## WHAT IS BEING ASKED
Can all of these lines be returned exactly?

____ PROVIDED MATERIAL

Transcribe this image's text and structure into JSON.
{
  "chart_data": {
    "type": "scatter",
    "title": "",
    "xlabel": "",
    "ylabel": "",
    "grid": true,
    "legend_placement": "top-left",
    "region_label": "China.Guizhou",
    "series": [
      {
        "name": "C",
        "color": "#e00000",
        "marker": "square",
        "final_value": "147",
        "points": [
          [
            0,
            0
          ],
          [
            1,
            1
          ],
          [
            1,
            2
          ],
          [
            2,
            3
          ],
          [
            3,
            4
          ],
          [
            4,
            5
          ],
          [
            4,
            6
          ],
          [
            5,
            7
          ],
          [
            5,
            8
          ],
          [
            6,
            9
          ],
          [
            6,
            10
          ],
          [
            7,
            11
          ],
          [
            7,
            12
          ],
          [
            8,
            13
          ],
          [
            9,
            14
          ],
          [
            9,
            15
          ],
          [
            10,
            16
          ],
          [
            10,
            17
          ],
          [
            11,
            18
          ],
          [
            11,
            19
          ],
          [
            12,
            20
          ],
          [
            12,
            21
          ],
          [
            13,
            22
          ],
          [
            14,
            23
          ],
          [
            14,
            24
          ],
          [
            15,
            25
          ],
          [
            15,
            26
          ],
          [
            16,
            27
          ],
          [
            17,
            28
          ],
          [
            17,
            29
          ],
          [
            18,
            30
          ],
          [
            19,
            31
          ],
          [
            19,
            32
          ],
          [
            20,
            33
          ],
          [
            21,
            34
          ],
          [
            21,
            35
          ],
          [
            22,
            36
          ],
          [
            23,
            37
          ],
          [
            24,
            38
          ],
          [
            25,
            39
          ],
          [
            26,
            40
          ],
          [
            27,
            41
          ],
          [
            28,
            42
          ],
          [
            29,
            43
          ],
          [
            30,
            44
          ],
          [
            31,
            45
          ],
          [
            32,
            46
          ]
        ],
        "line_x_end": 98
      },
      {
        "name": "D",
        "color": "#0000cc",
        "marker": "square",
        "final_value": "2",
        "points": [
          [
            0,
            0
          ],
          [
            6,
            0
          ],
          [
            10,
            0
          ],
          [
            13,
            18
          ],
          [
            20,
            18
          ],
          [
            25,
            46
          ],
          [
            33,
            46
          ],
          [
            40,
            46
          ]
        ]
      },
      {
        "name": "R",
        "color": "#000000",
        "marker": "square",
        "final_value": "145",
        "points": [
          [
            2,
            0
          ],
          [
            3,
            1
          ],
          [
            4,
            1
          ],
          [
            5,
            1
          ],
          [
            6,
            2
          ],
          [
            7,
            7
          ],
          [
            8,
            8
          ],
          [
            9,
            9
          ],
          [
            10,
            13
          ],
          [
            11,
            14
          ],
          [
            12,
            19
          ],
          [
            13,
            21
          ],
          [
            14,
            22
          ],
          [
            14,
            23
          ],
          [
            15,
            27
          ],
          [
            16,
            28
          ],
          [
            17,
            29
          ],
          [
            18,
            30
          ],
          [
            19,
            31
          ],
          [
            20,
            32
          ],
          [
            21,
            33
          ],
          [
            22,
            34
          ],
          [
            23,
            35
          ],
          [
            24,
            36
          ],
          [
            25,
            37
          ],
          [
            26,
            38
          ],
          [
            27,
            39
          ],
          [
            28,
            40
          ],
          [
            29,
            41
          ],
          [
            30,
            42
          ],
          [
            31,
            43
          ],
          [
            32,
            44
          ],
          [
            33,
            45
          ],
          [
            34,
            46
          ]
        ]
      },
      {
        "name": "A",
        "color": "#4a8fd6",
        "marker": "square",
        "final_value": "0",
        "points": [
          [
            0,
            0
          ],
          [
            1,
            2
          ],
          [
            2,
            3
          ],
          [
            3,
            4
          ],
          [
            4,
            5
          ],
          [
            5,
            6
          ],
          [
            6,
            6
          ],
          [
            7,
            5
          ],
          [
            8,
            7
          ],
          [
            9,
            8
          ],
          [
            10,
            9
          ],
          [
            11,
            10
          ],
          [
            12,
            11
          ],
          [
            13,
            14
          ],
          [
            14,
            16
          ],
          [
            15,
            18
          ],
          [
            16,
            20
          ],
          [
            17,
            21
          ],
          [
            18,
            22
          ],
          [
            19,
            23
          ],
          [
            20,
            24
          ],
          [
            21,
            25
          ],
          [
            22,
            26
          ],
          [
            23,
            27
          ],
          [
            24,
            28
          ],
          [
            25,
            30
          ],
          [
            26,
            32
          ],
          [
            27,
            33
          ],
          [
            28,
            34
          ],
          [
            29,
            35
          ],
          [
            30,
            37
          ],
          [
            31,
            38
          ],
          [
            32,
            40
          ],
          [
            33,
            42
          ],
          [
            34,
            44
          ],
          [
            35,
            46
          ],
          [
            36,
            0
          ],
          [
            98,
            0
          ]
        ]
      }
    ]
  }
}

________

## FINISHED EXERCISE
Transcribe this image's text and structure into JSON.
{
  "chart_data": {
    "type": "scatter",
    "title": "",
    "xlabel": "",
    "ylabel": "",
    "grid": true,
    "legend_placement": "top-left",
    "region_label": "China.Guizhou",
    "series": [
      {
        "name": "C",
        "color": "#e00000",
        "marker": "square",
        "final_value": "147",
        "points": [
          [
            0,
            0
          ],
          [
            1,
            1
          ],
          [
            1,
            2
          ],
          [
            2,
            3
          ],
          [
            3,
            4
          ],
          [
            4,
            5
          ],
          [
            4,
            6
          ],
          [
            5,
            7
          ],
          [
            5,
            8
          ],
          [
            6,
            9
          ],
          [
            6,
            10
          ],
          [
            7,
            11
          ],
          [
            7,
            12
          ],
          [
            8,
            13
          ],
          [
            9,
            14
          ],
          [
            9,
            15
          ],
          [
            10,
            16
          ],
          [
            10,
            17
          ],
          [
            11,
            18
          ],
          [
            11,
            19
          ],
          [
            12,
            20
          ],
          [
            12,
            21
          ],
          [
            13,
            22
          ],
          [
            14,
            23
          ],
          [
            14,
            24
          ],
          [
            15,
            25
          ],
          [
            15,
            26
          ],
          [
            16,
            27
          ],
          [
            17,
            28
          ],
          [
            17,
            29
          ],
          [
            18,
            30
          ],
          [
            19,
            31
          ],
          [
            19,
            32
          ],
          [
            20,
            33
          ],
          [
            21,
            34
          ],
          [
            21,
            35
          ],
          [
            22,
            36
          ],
          [
            23,
            37
          ],
          [
            24,
            38
          ],
          [
            25,
            39
          ],
          [
            26,
            40
          ],
          [
            27,
            41
          ],
          [
            28,
            42
          ],
          [
            29,
            43
          ],
          [
            30,
            44
          ],
          [
            31,
            45
          ],
          [
            32,
            46
          ]
        ],
        "line_x_end": 98
      },
      {
        "name": "D",
        "color": "#0000cc",
        "marker": "square",
        "final_value": "2",
        "points": [
          [
            0,
            0
          ],
          [
            6,
            0
          ],
          [
            10,
            0
          ],
          [
            13,
            18
          ],
          [
            20,
            18
          ],
          [
            25,
            46
          ],
          [
            33,
            46
          ],
          [
            40,
            46
          ]
        ]
      },
      {
        "name": "R",
        "color": "#000000",
        "marker": "square",
        "final_value": "145",
        "points": [
          [
            2,
            0
          ],
          [
            3,
            1
          ],
          [
            4,
            1
          ],
          [
            5,
            1
          ],
          [
            6,
            2
          ],
          [
            7,
            7
          ],
          [
            8,
            8
          ],
          [
            9,
            9
          ],
          [
            10,
            13
          ],
          [
            11,
            14
          ],
          [
            12,
            19
          ],
          [
            13,
            21
          ],
          [
            14,
            22
          ],
          [
            14,
            23
          ],
          [
            15,
            27
          ],
          [
            16,
            28
          ],
          [
            17,
            29
          ],
          [
            18,
            30
          ],
          [
            19,
            31
          ],
          [
            20,
            32
          ],
          [
            21,
            33
          ],
          [
            22,
            34
          ],
          [
            23,
            35
          ],
          [
            24,
            36
          ],
          [
            25,
            37
          ],
          [
            26,
            38
          ],
          [
            27,
            39
          ],
          [
            28,
            40
          ],
          [
            29,
            41
          ],
          [
            30,
            42
          ],
          [
            31,
            43
          ],
          [
            32,
            44
          ],
          [
            33,
            45
          ],
          [
            34,
            46
          ]
        ]
      },
      {
        "name": "A",
        "color": "#4a8fd6",
        "marker": "square",
        "final_value": "0",
        "points": [
          [
            0,
            0
          ],
          [
            1,
            2
          ],
          [
            2,
            3
          ],
          [
            3,
            4
          ],
          [
            4,
            5
          ],
          [
            5,
            6
          ],
          [
            6,
            6
          ],
          [
            7,
            5
          ],
          [
            8,
            7
          ],
          [
            9,
            8
          ],
          [
            10,
            9
          ],
          [
            11,
            10
          ],
          [
            12,
            11
          ],
          [
            13,
            14
          ],
          [
            14,
            16
          ],
          [
            15,
            18
          ],
          [
            16,
            20
          ],
          [
            17,
            21
          ],
          [
            18,
            22
          ],
          [
            19,
            23
          ],
          [
            20,
            24
          ],
          [
            21,
            25
          ],
          [
            22,
            26
          ],
          [
            23,
            27
          ],
          [
            24,
            28
          ],
          [
            25,
            30
          ],
          [
            26,
            32
          ],
          [
            27,
            33
          ],
          [
            28,
            34
          ],
          [
            29,
            35
          ],
          [
            30,
            37
          ],
          [
            31,
            38
          ],
          [
            32,
            40
          ],
          [
            33,
            42
          ],
          [
            34,
            44
          ],
          [
            35,
            46
          ],
          [
            36,
            0
          ],
          [
            98,
            0
          ]
        ]
      }
    ]
  }
}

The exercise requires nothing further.